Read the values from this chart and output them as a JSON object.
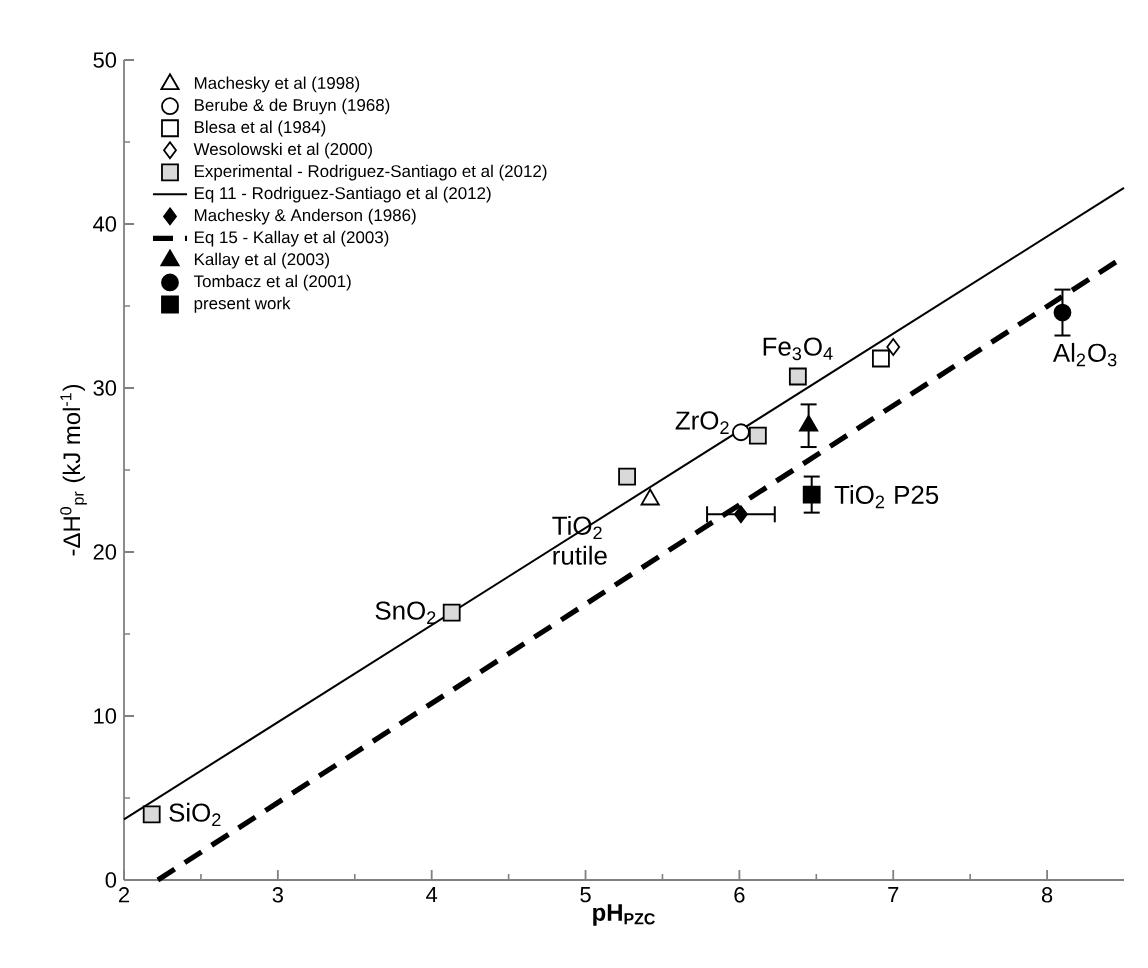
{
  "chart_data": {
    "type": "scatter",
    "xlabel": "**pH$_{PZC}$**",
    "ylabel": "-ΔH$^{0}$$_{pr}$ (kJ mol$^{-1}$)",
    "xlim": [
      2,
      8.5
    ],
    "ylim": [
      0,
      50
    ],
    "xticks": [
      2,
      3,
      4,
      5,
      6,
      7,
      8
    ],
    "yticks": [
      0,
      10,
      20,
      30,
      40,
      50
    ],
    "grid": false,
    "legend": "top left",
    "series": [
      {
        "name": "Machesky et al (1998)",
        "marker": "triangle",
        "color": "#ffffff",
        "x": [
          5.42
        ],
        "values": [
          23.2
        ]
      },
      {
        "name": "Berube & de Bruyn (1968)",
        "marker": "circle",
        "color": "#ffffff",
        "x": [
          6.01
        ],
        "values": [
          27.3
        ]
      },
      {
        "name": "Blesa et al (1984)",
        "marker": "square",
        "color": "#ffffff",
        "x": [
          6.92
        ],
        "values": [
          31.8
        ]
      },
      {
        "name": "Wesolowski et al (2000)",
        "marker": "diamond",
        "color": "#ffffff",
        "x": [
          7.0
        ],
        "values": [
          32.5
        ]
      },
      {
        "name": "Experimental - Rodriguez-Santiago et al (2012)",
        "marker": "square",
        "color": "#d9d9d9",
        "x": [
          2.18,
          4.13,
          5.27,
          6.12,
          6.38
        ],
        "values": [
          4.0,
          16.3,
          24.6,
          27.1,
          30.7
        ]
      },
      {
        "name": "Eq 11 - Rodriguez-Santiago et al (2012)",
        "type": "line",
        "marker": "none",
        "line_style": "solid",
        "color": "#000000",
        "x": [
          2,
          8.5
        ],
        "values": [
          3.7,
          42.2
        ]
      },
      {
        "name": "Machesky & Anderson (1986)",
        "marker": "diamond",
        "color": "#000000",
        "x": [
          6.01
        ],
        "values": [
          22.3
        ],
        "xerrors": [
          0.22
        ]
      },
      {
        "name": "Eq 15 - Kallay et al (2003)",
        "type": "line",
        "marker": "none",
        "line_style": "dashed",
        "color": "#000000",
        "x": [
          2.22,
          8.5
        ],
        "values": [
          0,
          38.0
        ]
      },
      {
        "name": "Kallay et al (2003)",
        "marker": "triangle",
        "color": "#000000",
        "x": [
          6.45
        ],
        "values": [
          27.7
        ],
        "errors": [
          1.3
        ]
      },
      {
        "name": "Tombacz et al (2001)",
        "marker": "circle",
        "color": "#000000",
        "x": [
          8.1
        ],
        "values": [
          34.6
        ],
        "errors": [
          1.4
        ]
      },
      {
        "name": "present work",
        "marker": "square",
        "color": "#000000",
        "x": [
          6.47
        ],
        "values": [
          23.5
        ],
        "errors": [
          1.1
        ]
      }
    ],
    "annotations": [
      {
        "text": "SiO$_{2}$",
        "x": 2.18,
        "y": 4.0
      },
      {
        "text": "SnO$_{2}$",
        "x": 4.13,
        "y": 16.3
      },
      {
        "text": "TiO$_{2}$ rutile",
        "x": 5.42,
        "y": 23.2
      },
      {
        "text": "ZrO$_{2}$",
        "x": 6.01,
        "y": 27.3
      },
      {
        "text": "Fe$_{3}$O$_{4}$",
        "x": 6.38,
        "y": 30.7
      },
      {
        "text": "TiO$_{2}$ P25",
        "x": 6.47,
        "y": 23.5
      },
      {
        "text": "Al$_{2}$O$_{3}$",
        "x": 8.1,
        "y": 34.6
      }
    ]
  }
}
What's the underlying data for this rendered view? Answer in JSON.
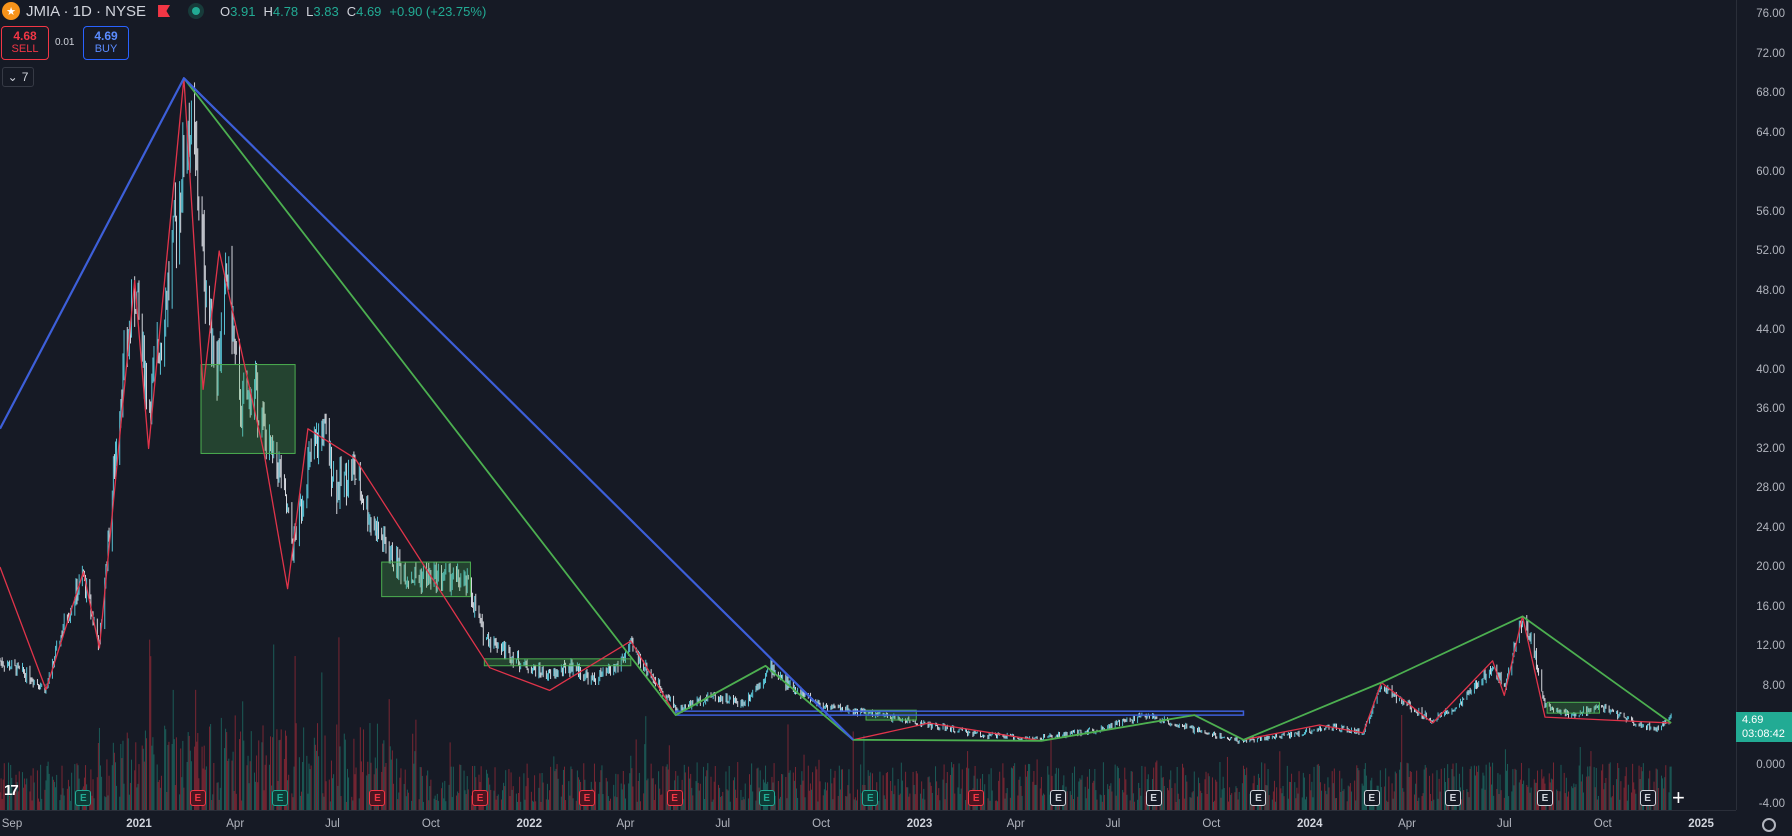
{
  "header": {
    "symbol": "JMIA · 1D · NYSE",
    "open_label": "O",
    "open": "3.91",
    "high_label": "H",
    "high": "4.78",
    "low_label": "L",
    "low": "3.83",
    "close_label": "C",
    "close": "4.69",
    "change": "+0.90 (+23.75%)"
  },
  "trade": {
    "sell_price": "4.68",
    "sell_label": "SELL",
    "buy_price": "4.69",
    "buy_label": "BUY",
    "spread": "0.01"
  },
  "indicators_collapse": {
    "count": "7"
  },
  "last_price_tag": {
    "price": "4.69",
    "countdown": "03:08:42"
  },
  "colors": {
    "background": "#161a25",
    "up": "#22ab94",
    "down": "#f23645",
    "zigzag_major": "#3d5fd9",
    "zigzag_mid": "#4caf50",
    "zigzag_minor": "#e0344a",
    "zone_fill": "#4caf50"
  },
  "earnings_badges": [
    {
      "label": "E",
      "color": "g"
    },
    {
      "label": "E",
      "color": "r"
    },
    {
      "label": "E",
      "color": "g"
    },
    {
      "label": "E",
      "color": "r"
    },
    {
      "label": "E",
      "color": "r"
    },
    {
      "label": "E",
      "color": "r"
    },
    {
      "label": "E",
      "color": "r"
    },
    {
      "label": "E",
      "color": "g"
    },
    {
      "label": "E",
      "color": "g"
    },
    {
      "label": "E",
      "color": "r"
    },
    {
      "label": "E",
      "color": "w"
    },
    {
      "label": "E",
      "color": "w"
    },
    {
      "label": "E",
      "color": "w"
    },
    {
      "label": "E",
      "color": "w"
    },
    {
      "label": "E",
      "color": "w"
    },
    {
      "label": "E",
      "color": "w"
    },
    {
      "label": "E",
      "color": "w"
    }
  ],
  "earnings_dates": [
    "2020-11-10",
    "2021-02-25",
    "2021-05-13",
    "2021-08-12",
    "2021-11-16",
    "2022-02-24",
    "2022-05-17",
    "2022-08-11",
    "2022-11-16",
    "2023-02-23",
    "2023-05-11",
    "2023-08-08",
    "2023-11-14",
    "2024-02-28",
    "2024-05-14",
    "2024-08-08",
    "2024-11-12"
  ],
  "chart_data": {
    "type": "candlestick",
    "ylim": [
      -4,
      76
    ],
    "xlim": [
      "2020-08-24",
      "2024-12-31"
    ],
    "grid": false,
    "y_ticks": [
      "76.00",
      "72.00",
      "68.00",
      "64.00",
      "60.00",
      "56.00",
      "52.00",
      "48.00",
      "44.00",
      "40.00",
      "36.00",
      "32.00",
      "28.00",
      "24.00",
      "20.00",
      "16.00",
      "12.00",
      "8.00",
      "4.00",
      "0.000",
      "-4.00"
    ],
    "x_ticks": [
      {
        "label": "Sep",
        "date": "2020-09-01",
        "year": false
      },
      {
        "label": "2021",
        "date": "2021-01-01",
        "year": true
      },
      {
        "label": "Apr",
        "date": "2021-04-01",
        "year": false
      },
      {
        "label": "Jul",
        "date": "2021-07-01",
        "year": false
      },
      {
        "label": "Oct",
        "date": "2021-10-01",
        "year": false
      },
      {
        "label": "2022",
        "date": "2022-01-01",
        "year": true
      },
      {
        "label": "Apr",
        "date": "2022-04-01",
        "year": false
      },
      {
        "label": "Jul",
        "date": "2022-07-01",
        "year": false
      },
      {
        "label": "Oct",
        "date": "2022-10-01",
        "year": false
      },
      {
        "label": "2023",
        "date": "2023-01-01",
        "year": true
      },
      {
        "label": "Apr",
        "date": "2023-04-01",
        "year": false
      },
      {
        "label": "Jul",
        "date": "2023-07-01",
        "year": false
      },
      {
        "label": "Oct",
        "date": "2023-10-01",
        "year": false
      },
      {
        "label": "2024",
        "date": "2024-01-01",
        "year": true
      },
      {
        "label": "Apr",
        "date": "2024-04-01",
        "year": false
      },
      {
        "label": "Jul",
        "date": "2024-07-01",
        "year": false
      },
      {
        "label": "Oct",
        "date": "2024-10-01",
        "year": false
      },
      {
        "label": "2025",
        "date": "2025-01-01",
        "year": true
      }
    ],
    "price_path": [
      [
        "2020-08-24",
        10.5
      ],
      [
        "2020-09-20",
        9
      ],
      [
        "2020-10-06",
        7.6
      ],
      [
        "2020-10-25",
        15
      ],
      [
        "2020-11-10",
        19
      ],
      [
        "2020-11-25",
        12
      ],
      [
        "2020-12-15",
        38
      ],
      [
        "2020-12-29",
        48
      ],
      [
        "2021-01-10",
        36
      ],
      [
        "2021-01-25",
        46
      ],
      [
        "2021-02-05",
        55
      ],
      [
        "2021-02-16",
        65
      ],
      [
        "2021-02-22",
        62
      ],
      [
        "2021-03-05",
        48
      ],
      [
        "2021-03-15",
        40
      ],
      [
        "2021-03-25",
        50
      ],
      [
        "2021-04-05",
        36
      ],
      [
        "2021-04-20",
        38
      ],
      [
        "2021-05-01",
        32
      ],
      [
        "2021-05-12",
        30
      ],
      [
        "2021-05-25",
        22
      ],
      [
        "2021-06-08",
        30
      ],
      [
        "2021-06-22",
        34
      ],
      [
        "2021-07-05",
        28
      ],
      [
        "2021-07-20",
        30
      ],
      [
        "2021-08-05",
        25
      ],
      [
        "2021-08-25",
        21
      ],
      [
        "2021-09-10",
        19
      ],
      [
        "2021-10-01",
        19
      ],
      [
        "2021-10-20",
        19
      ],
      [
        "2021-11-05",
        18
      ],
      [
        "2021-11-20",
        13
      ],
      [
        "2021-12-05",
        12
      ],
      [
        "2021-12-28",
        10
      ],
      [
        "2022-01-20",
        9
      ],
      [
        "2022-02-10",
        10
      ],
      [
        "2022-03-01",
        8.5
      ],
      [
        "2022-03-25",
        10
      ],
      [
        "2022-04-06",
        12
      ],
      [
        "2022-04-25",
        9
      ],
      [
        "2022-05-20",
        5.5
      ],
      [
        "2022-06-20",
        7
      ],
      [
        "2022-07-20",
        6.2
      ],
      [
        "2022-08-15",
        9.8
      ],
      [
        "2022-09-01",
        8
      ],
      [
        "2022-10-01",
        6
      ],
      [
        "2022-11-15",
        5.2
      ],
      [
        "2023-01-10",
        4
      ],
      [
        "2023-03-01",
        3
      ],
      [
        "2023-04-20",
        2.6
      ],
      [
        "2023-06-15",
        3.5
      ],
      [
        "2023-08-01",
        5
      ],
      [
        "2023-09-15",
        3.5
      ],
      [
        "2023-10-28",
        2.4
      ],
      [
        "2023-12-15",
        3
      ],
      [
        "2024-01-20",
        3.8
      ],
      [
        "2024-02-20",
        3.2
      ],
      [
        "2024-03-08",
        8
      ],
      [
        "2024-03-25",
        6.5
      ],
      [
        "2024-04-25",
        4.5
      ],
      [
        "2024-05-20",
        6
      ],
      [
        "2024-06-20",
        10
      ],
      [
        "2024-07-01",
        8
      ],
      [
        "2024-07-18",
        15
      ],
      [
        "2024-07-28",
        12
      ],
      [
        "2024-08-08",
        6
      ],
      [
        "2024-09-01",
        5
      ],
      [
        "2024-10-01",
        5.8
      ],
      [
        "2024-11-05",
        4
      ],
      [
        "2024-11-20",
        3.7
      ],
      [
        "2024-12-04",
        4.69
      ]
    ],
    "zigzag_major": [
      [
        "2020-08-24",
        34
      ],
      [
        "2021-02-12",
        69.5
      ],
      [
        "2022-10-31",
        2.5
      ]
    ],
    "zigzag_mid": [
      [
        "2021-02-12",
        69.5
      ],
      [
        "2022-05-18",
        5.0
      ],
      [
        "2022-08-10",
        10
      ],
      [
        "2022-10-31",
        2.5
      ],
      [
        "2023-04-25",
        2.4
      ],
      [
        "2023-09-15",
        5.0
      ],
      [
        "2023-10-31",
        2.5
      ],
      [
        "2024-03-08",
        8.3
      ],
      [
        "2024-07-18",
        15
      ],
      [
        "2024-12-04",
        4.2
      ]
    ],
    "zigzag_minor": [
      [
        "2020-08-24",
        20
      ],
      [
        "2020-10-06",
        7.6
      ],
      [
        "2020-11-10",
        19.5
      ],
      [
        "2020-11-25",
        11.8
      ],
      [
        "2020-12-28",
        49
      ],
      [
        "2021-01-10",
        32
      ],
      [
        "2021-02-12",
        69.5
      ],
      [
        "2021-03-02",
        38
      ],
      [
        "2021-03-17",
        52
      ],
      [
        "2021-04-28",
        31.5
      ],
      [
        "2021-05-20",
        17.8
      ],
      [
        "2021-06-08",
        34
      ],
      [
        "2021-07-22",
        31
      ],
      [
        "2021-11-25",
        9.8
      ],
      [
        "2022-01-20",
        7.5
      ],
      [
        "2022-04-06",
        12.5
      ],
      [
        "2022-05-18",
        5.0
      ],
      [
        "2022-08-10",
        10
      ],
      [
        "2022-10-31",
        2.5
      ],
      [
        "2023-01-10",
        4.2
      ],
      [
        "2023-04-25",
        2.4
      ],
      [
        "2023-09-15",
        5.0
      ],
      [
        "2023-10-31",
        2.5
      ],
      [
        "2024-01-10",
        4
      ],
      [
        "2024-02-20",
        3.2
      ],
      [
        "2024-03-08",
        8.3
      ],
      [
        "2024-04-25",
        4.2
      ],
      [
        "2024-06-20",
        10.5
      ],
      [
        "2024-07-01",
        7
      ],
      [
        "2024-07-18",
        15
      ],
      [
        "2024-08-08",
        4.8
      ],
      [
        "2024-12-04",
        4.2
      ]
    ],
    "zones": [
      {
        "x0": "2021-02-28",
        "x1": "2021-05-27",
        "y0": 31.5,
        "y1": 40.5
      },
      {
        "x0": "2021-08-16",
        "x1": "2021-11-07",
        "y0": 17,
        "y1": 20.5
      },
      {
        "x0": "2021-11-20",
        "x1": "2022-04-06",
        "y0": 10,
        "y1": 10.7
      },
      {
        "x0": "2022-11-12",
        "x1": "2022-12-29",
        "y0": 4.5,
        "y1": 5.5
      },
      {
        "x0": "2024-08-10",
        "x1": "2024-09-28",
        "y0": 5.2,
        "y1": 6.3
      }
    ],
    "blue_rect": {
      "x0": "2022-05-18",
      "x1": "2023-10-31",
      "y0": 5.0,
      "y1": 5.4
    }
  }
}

━━━━━━━━━━━━━━━━━━━━

_Exercise requirements_:
Go through the material line by line. Show each line that contains the string "type".

_Exercise solution_:
    "type": "scatter",
        "type": "line",
        "type": "line",
    "type": "candlestick",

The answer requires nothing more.